> _Work to be completed_
Pull out each line in the records below that contains the string "nontaught".

** start of Provided data **

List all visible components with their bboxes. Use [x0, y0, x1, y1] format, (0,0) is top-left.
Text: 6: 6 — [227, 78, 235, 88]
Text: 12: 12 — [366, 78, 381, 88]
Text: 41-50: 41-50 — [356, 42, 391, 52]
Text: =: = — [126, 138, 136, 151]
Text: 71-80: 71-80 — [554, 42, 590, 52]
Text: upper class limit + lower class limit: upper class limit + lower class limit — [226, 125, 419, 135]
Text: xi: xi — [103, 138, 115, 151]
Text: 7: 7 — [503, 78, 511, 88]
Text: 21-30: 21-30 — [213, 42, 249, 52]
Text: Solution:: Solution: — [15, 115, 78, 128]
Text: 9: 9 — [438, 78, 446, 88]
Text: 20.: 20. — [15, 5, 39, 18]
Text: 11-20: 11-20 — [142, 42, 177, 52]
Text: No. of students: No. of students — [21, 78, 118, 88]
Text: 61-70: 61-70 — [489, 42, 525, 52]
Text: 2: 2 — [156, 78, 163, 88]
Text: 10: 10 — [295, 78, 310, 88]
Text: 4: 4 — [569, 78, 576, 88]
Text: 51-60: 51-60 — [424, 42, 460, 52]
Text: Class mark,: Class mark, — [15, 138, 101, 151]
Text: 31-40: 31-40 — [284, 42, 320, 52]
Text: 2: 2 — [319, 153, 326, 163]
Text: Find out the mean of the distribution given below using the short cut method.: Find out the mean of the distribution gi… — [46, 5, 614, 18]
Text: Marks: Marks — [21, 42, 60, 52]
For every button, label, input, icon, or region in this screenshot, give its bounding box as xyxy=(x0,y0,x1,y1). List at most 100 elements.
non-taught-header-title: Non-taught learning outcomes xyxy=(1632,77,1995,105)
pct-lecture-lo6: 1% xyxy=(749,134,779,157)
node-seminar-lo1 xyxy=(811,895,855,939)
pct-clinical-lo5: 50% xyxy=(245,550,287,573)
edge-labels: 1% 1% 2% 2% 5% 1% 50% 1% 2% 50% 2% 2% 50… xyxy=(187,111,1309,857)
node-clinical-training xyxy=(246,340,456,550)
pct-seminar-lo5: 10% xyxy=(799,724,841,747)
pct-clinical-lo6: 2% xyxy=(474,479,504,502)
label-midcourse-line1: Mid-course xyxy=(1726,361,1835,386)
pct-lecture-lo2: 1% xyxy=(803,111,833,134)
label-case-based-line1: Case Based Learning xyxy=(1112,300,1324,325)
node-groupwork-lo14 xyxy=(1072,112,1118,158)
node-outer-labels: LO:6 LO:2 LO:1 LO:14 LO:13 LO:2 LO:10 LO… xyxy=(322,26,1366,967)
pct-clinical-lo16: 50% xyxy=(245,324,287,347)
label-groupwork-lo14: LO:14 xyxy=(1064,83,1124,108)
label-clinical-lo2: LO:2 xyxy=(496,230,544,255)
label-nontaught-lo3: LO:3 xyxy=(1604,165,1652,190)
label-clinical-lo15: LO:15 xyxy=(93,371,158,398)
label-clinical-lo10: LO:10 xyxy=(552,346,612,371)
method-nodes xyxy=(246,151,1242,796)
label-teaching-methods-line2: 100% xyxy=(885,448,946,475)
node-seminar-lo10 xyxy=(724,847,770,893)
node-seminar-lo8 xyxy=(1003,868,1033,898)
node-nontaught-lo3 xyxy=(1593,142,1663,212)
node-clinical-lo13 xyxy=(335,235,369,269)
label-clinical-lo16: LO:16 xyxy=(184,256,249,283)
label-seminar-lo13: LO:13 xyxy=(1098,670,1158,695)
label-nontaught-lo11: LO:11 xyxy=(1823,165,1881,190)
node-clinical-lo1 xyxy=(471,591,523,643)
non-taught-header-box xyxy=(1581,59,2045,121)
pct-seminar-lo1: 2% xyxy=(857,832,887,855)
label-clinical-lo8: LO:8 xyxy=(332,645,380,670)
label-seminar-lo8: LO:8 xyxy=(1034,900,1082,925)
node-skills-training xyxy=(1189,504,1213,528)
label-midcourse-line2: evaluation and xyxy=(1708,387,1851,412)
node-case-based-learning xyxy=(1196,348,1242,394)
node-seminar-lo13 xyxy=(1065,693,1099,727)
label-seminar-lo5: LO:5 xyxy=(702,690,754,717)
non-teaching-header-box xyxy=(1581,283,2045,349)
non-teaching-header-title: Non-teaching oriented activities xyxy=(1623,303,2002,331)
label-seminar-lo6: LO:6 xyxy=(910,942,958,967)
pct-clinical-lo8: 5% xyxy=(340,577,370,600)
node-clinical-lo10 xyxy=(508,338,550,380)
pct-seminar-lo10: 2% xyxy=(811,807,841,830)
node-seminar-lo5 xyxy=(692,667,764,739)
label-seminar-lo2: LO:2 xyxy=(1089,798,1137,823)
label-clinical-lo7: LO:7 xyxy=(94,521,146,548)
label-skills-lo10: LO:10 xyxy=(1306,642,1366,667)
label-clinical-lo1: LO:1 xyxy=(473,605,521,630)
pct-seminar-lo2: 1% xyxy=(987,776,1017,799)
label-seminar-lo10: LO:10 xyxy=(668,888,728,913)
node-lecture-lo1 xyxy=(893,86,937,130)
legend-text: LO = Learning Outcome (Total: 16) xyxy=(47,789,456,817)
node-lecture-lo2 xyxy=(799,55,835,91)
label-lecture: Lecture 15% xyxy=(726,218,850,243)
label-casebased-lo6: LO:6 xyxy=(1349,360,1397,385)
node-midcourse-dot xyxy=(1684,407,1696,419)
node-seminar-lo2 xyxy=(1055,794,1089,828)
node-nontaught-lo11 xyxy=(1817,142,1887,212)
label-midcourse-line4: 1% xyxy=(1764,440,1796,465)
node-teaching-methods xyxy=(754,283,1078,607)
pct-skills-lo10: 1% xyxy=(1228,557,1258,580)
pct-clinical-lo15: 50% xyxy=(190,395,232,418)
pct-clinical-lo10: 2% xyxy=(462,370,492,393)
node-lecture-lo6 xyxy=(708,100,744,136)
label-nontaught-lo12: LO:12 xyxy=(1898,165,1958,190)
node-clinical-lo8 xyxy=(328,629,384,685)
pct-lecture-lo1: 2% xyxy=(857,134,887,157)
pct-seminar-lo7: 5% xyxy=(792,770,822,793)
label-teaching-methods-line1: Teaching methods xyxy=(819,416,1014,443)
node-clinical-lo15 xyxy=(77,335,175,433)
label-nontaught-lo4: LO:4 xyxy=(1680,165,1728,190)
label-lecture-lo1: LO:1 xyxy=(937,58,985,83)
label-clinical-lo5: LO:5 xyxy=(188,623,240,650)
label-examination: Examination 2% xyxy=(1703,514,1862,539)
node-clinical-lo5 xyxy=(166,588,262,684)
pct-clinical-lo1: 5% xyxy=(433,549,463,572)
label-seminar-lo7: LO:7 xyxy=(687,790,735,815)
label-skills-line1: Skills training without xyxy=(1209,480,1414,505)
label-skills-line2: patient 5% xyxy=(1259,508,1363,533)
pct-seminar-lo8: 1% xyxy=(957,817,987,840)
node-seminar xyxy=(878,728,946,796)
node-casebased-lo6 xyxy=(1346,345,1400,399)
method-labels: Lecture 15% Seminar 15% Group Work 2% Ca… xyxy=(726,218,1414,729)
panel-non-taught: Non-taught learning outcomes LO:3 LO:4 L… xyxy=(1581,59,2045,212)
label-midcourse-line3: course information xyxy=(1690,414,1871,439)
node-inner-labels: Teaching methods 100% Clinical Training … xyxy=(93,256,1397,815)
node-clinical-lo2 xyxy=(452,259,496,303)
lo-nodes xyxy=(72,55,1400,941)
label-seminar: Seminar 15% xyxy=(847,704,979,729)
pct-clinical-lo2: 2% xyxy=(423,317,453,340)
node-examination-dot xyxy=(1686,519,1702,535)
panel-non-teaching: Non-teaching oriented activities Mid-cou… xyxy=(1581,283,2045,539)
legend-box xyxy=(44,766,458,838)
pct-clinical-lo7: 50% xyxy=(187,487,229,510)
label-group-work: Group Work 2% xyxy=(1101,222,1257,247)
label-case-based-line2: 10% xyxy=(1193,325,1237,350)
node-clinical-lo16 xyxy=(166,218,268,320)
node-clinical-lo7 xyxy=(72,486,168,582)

** end of Provided data **

> _Correct response_
label-nontaught-lo3: LO:3 xyxy=(1604,165,1652,190)
node-nontaught-lo3 xyxy=(1593,142,1663,212)
label-nontaught-lo11: LO:11 xyxy=(1823,165,1881,190)
node-nontaught-lo11 xyxy=(1817,142,1887,212)
label-nontaught-lo12: LO:12 xyxy=(1898,165,1958,190)
label-nontaught-lo4: LO:4 xyxy=(1680,165,1728,190)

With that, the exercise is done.